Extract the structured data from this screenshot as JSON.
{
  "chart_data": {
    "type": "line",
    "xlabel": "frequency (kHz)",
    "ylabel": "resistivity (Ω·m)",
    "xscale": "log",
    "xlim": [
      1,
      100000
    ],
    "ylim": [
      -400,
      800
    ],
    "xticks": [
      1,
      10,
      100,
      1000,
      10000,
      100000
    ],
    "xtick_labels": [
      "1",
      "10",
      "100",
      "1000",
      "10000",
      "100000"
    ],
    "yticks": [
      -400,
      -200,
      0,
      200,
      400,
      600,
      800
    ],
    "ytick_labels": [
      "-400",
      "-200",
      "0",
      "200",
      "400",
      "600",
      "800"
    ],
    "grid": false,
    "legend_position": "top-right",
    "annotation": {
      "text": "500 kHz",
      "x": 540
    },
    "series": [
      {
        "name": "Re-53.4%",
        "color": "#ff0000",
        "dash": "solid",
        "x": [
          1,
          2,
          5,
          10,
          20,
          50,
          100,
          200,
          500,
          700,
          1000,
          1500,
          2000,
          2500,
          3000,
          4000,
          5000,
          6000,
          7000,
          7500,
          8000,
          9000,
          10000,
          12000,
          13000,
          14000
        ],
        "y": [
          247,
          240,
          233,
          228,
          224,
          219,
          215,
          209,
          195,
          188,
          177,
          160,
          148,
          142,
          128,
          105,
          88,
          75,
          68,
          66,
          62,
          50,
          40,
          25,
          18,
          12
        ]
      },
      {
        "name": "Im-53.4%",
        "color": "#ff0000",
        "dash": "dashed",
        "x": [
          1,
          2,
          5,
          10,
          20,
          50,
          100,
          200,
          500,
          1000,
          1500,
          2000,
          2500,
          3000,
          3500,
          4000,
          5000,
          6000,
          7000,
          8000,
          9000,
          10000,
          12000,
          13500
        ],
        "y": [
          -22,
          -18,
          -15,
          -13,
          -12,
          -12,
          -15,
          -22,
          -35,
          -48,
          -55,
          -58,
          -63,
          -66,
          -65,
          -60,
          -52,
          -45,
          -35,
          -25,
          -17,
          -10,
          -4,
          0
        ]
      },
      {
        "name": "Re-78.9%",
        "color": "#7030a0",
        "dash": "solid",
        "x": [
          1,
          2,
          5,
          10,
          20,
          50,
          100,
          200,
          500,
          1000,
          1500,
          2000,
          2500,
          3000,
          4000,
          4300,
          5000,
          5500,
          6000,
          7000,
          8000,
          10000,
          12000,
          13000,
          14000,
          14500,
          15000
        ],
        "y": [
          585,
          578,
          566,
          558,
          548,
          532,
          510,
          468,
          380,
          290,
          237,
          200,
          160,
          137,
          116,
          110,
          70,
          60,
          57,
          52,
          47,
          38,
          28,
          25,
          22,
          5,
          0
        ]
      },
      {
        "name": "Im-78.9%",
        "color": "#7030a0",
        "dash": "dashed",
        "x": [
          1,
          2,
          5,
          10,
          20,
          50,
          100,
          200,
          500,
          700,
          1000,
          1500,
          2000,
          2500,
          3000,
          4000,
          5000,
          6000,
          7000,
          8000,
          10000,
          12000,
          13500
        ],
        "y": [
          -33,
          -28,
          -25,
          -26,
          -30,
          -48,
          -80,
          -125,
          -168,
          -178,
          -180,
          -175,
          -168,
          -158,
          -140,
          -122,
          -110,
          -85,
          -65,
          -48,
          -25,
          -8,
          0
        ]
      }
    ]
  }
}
******
[WORK TO COMPLETE] Return the lines of the records that include the string "name".

[TASK RESULT]
        "name": "Re-53.4%",
        "name": "Im-53.4%",
        "name": "Re-78.9%",
        "name": "Im-78.9%",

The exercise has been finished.